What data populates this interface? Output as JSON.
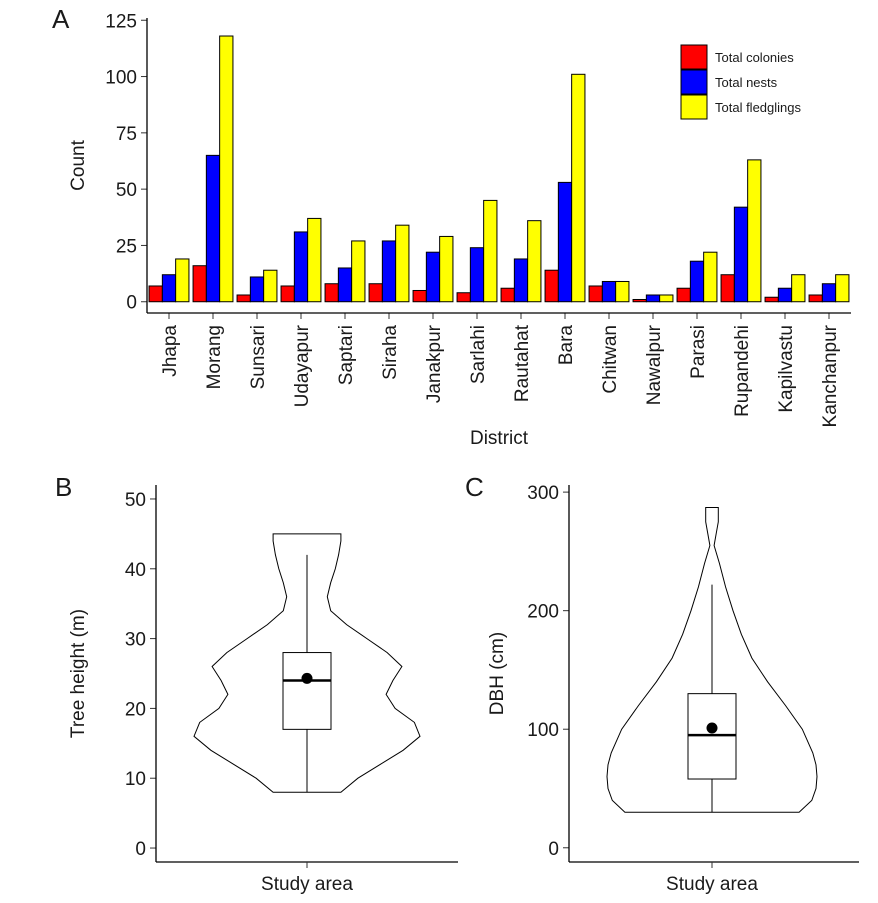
{
  "chart_data": [
    {
      "panel": "A",
      "type": "bar",
      "xlabel": "District",
      "ylabel": "Count",
      "ylim": [
        -5,
        126
      ],
      "yticks": [
        0,
        25,
        50,
        75,
        100,
        125
      ],
      "legend_position": "top-right",
      "categories": [
        "Jhapa",
        "Morang",
        "Sunsari",
        "Udayapur",
        "Saptari",
        "Siraha",
        "Janakpur",
        "Sarlahi",
        "Rautahat",
        "Bara",
        "Chitwan",
        "Nawalpur",
        "Parasi",
        "Rupandehi",
        "Kapilvastu",
        "Kanchanpur"
      ],
      "series": [
        {
          "name": "Total colonies",
          "color": "#ff0000",
          "values": [
            7,
            16,
            3,
            7,
            8,
            8,
            5,
            4,
            6,
            14,
            7,
            1,
            6,
            12,
            2,
            3
          ]
        },
        {
          "name": "Total nests",
          "color": "#0000ff",
          "values": [
            12,
            65,
            11,
            31,
            15,
            27,
            22,
            24,
            19,
            53,
            9,
            3,
            18,
            42,
            6,
            8
          ]
        },
        {
          "name": "Total fledglings",
          "color": "#ffff00",
          "values": [
            19,
            118,
            14,
            37,
            27,
            34,
            29,
            45,
            36,
            101,
            9,
            3,
            22,
            63,
            12,
            12
          ]
        }
      ]
    },
    {
      "panel": "B",
      "type": "violin",
      "xlabel": "",
      "category": "Study area",
      "ylabel": "Tree height (m)",
      "ylim": [
        -2,
        52
      ],
      "yticks": [
        0,
        10,
        20,
        30,
        40,
        50
      ],
      "min": 8,
      "max": 45,
      "whisker_low": 8,
      "whisker_high": 42,
      "q1": 17,
      "median": 24,
      "q3": 28,
      "mean": 24.3,
      "density": [
        [
          8,
          0.3
        ],
        [
          10,
          0.45
        ],
        [
          12,
          0.65
        ],
        [
          14,
          0.85
        ],
        [
          16,
          1.0
        ],
        [
          18,
          0.95
        ],
        [
          20,
          0.78
        ],
        [
          22,
          0.7
        ],
        [
          24,
          0.76
        ],
        [
          26,
          0.84
        ],
        [
          28,
          0.71
        ],
        [
          30,
          0.53
        ],
        [
          32,
          0.35
        ],
        [
          34,
          0.21
        ],
        [
          36,
          0.18
        ],
        [
          38,
          0.21
        ],
        [
          40,
          0.25
        ],
        [
          42,
          0.28
        ],
        [
          44,
          0.3
        ],
        [
          45,
          0.3
        ]
      ]
    },
    {
      "panel": "C",
      "type": "violin",
      "xlabel": "",
      "category": "Study area",
      "ylabel": "DBH (cm)",
      "ylim": [
        -12,
        306
      ],
      "yticks": [
        0,
        100,
        200,
        300
      ],
      "min": 30,
      "max": 287,
      "whisker_low": 30,
      "whisker_high": 222,
      "q1": 58,
      "median": 95,
      "q3": 130,
      "mean": 101,
      "density": [
        [
          30,
          0.83
        ],
        [
          40,
          0.95
        ],
        [
          50,
          0.99
        ],
        [
          60,
          1.0
        ],
        [
          70,
          0.99
        ],
        [
          80,
          0.96
        ],
        [
          100,
          0.86
        ],
        [
          120,
          0.7
        ],
        [
          140,
          0.53
        ],
        [
          160,
          0.38
        ],
        [
          180,
          0.28
        ],
        [
          200,
          0.2
        ],
        [
          220,
          0.13
        ],
        [
          240,
          0.07
        ],
        [
          255,
          0.02
        ],
        [
          265,
          0.04
        ],
        [
          275,
          0.06
        ],
        [
          287,
          0.06
        ]
      ]
    }
  ],
  "panels": {
    "a": {
      "letter": "A"
    },
    "b": {
      "letter": "B"
    },
    "c": {
      "letter": "C"
    }
  }
}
▬▬▬▬▬▬▬▬▬▬
Word for word, quote the full listing, omitting every picture.

What data populates this interface? Output as JSON.
{
  "chart_data": [
    {
      "panel": "A",
      "type": "bar",
      "xlabel": "District",
      "ylabel": "Count",
      "ylim": [
        -5,
        126
      ],
      "yticks": [
        0,
        25,
        50,
        75,
        100,
        125
      ],
      "legend_position": "top-right",
      "categories": [
        "Jhapa",
        "Morang",
        "Sunsari",
        "Udayapur",
        "Saptari",
        "Siraha",
        "Janakpur",
        "Sarlahi",
        "Rautahat",
        "Bara",
        "Chitwan",
        "Nawalpur",
        "Parasi",
        "Rupandehi",
        "Kapilvastu",
        "Kanchanpur"
      ],
      "series": [
        {
          "name": "Total colonies",
          "color": "#ff0000",
          "values": [
            7,
            16,
            3,
            7,
            8,
            8,
            5,
            4,
            6,
            14,
            7,
            1,
            6,
            12,
            2,
            3
          ]
        },
        {
          "name": "Total nests",
          "color": "#0000ff",
          "values": [
            12,
            65,
            11,
            31,
            15,
            27,
            22,
            24,
            19,
            53,
            9,
            3,
            18,
            42,
            6,
            8
          ]
        },
        {
          "name": "Total fledglings",
          "color": "#ffff00",
          "values": [
            19,
            118,
            14,
            37,
            27,
            34,
            29,
            45,
            36,
            101,
            9,
            3,
            22,
            63,
            12,
            12
          ]
        }
      ]
    },
    {
      "panel": "B",
      "type": "violin",
      "xlabel": "",
      "category": "Study area",
      "ylabel": "Tree height (m)",
      "ylim": [
        -2,
        52
      ],
      "yticks": [
        0,
        10,
        20,
        30,
        40,
        50
      ],
      "min": 8,
      "max": 45,
      "whisker_low": 8,
      "whisker_high": 42,
      "q1": 17,
      "median": 24,
      "q3": 28,
      "mean": 24.3,
      "density": [
        [
          8,
          0.3
        ],
        [
          10,
          0.45
        ],
        [
          12,
          0.65
        ],
        [
          14,
          0.85
        ],
        [
          16,
          1.0
        ],
        [
          18,
          0.95
        ],
        [
          20,
          0.78
        ],
        [
          22,
          0.7
        ],
        [
          24,
          0.76
        ],
        [
          26,
          0.84
        ],
        [
          28,
          0.71
        ],
        [
          30,
          0.53
        ],
        [
          32,
          0.35
        ],
        [
          34,
          0.21
        ],
        [
          36,
          0.18
        ],
        [
          38,
          0.21
        ],
        [
          40,
          0.25
        ],
        [
          42,
          0.28
        ],
        [
          44,
          0.3
        ],
        [
          45,
          0.3
        ]
      ]
    },
    {
      "panel": "C",
      "type": "violin",
      "xlabel": "",
      "category": "Study area",
      "ylabel": "DBH (cm)",
      "ylim": [
        -12,
        306
      ],
      "yticks": [
        0,
        100,
        200,
        300
      ],
      "min": 30,
      "max": 287,
      "whisker_low": 30,
      "whisker_high": 222,
      "q1": 58,
      "median": 95,
      "q3": 130,
      "mean": 101,
      "density": [
        [
          30,
          0.83
        ],
        [
          40,
          0.95
        ],
        [
          50,
          0.99
        ],
        [
          60,
          1.0
        ],
        [
          70,
          0.99
        ],
        [
          80,
          0.96
        ],
        [
          100,
          0.86
        ],
        [
          120,
          0.7
        ],
        [
          140,
          0.53
        ],
        [
          160,
          0.38
        ],
        [
          180,
          0.28
        ],
        [
          200,
          0.2
        ],
        [
          220,
          0.13
        ],
        [
          240,
          0.07
        ],
        [
          255,
          0.02
        ],
        [
          265,
          0.04
        ],
        [
          275,
          0.06
        ],
        [
          287,
          0.06
        ]
      ]
    }
  ],
  "panels": {
    "a": {
      "letter": "A"
    },
    "b": {
      "letter": "B"
    },
    "c": {
      "letter": "C"
    }
  }
}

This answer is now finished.